What to do: Every line that holds the string "copy" is to be identified and copied.

Materials provided:
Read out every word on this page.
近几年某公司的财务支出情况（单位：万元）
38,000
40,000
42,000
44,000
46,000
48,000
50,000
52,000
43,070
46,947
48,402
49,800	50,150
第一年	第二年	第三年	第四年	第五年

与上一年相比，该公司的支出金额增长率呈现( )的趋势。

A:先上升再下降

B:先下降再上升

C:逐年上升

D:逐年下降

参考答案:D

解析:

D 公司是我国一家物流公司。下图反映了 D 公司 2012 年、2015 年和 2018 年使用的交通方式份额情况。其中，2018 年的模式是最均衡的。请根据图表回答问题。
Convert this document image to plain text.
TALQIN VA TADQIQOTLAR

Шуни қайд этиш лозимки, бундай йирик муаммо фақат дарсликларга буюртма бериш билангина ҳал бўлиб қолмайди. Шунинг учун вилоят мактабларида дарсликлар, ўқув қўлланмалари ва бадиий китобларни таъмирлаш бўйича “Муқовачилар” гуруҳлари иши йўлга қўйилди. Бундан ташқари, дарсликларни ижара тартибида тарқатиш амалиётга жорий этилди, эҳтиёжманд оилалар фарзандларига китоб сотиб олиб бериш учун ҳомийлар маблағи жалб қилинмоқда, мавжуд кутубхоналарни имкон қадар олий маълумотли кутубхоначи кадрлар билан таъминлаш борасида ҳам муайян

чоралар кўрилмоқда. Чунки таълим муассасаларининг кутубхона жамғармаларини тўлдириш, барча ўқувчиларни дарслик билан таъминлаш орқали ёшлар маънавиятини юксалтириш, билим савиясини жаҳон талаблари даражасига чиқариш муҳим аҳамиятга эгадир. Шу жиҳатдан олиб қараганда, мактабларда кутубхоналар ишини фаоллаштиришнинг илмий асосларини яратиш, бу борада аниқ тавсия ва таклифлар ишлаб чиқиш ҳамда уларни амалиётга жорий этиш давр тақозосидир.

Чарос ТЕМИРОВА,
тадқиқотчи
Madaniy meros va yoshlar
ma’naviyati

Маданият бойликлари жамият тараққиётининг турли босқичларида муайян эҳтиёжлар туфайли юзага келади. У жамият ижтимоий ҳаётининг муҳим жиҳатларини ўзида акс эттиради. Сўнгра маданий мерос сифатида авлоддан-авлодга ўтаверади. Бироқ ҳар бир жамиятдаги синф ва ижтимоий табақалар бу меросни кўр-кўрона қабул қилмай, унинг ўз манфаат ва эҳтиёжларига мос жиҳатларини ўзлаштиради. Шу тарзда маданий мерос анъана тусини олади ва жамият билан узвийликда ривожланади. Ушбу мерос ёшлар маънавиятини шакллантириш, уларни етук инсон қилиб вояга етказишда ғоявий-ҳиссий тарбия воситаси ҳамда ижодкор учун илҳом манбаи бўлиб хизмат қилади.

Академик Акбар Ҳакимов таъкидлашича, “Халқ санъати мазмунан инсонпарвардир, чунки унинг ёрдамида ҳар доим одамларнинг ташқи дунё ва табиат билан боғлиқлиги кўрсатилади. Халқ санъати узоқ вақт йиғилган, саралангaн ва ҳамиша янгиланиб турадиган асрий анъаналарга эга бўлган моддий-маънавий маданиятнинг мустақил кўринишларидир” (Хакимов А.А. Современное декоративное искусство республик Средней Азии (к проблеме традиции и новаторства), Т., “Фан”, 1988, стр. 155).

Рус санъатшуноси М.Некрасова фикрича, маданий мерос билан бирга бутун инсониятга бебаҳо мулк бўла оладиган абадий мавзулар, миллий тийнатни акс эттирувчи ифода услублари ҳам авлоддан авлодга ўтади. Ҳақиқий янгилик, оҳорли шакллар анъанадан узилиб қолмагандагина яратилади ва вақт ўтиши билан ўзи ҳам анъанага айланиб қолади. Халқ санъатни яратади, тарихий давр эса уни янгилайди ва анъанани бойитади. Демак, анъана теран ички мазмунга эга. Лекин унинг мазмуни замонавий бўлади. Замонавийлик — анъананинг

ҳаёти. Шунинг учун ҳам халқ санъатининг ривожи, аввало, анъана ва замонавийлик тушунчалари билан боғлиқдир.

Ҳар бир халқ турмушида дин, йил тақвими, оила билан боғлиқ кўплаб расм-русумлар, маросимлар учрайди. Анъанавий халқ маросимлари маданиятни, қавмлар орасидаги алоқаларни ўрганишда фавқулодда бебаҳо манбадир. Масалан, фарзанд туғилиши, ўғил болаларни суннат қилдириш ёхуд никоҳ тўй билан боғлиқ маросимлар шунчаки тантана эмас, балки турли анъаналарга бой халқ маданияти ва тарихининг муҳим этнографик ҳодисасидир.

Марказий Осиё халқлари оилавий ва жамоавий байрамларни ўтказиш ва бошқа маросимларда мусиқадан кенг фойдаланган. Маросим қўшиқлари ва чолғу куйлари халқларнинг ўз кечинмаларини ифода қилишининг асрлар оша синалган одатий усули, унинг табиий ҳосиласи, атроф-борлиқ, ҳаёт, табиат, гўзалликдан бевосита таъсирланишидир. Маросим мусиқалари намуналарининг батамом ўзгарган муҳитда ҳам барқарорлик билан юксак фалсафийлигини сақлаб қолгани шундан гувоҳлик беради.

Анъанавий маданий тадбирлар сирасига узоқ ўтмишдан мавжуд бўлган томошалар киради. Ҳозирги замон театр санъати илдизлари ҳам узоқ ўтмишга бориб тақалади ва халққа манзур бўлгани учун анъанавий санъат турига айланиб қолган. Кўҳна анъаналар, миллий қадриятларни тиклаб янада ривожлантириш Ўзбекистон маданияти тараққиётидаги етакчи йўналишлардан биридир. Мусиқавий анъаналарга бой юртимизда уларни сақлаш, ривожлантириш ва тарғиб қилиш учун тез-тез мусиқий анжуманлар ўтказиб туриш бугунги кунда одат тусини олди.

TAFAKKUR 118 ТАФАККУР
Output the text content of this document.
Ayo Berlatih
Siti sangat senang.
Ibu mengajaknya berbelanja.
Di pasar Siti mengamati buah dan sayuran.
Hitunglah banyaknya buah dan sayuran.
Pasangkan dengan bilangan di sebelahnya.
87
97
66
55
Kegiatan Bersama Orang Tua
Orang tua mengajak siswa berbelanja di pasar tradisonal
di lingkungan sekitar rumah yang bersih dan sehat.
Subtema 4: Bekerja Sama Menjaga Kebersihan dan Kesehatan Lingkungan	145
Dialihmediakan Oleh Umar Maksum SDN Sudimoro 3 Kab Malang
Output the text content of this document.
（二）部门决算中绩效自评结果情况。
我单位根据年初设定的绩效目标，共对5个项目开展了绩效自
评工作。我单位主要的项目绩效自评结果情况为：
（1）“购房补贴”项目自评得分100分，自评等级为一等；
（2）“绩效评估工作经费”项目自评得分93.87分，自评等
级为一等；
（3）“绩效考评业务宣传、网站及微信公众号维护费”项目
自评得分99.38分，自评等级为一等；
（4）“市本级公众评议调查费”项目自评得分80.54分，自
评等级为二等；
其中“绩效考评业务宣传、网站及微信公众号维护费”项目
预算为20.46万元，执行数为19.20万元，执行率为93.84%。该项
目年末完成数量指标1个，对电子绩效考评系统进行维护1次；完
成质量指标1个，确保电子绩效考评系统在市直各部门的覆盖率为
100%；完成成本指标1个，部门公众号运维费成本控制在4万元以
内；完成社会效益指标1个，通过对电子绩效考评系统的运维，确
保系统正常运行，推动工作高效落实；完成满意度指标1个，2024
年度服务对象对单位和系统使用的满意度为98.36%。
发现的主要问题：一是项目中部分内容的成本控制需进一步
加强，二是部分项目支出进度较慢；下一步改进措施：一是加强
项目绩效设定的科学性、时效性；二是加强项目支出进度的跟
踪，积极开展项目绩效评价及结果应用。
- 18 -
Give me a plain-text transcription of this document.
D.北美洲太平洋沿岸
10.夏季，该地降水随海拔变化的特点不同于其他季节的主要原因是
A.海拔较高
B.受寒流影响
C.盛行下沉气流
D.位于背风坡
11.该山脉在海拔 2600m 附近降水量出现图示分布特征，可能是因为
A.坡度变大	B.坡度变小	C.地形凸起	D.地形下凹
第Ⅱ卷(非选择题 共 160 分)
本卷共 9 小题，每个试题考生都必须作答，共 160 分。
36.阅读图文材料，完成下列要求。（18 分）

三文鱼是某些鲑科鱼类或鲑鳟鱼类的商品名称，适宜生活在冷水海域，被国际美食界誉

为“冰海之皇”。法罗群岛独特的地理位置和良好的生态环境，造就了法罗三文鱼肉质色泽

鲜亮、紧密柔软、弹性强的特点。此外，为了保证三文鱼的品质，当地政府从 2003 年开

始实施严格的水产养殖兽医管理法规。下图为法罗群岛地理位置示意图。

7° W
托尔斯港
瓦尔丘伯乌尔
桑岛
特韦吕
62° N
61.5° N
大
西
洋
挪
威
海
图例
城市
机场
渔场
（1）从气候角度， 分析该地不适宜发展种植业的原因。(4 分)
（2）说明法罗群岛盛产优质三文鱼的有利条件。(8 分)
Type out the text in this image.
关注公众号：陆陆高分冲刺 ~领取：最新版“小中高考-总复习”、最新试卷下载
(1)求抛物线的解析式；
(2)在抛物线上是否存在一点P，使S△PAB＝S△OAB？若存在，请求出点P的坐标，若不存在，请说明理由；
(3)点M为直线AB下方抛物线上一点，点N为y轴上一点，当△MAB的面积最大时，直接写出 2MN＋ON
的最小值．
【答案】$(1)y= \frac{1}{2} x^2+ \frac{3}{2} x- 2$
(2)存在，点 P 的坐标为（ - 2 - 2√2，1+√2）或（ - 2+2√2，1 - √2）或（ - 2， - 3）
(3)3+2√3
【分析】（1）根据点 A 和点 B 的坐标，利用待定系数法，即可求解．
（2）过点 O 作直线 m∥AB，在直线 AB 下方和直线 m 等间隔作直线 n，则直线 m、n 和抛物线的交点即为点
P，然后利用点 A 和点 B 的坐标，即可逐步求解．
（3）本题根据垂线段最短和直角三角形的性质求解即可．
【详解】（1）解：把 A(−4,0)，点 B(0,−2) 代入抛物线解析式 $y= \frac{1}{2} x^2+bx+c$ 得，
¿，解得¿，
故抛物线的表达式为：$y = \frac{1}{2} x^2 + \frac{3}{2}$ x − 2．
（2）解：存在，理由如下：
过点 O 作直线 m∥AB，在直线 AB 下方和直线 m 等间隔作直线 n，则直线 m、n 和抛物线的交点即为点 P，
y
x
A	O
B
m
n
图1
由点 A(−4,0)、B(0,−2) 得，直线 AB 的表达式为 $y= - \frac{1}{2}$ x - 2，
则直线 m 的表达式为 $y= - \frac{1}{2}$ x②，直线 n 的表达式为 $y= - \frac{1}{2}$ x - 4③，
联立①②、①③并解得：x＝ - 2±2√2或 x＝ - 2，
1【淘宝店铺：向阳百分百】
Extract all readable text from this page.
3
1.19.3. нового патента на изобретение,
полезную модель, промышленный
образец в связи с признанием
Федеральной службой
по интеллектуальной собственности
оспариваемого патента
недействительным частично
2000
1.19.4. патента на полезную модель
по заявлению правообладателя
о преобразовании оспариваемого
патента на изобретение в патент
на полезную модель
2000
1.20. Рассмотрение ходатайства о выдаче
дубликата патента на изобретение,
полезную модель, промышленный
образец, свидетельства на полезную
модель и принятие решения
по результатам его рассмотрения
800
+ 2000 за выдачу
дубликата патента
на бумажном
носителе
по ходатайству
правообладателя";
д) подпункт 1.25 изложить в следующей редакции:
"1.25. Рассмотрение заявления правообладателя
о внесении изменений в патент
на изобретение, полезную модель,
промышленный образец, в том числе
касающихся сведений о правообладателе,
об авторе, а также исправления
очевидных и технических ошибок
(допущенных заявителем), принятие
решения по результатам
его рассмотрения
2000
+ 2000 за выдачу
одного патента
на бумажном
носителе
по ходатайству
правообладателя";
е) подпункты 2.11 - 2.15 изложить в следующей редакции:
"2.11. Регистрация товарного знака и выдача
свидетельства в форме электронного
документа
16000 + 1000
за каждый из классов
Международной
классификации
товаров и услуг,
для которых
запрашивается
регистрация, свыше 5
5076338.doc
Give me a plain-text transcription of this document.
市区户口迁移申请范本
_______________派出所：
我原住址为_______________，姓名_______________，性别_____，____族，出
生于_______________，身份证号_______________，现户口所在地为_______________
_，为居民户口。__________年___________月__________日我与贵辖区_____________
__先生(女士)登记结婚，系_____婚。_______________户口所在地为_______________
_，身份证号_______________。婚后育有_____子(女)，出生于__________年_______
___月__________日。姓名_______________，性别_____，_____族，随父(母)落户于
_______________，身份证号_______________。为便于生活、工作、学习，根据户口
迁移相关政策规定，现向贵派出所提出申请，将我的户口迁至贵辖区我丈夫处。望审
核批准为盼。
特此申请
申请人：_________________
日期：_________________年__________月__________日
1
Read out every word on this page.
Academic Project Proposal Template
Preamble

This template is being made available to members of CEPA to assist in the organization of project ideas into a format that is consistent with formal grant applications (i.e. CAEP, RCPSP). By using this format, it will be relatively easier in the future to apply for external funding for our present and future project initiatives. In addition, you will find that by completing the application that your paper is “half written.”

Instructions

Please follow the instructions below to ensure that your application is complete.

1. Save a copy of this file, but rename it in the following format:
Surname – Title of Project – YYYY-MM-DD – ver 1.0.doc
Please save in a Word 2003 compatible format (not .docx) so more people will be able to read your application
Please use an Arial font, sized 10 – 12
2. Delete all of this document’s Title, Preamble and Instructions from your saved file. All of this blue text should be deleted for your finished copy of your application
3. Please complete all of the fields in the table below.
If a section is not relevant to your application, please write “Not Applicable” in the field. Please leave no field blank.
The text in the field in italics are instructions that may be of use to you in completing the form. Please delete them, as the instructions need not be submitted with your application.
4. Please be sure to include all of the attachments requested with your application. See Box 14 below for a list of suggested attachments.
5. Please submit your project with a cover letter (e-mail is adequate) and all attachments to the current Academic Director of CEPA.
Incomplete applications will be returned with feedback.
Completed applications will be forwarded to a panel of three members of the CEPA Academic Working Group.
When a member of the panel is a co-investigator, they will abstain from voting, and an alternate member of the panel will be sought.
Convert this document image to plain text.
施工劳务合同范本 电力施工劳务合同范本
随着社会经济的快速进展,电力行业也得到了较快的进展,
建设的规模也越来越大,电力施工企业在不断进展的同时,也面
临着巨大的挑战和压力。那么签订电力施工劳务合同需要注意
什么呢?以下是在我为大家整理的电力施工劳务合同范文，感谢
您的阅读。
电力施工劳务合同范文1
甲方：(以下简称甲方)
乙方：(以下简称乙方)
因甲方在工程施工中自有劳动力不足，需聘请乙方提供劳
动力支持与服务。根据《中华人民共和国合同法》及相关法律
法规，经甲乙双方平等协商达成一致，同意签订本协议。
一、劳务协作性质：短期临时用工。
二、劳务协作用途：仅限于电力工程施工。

Output of the task:
1. Save a copy of this file, but rename it in the following format:
2. Delete all of this document’s Title, Preamble and Instructions from your saved file. All of this blue text should be deleted for your finished copy of your application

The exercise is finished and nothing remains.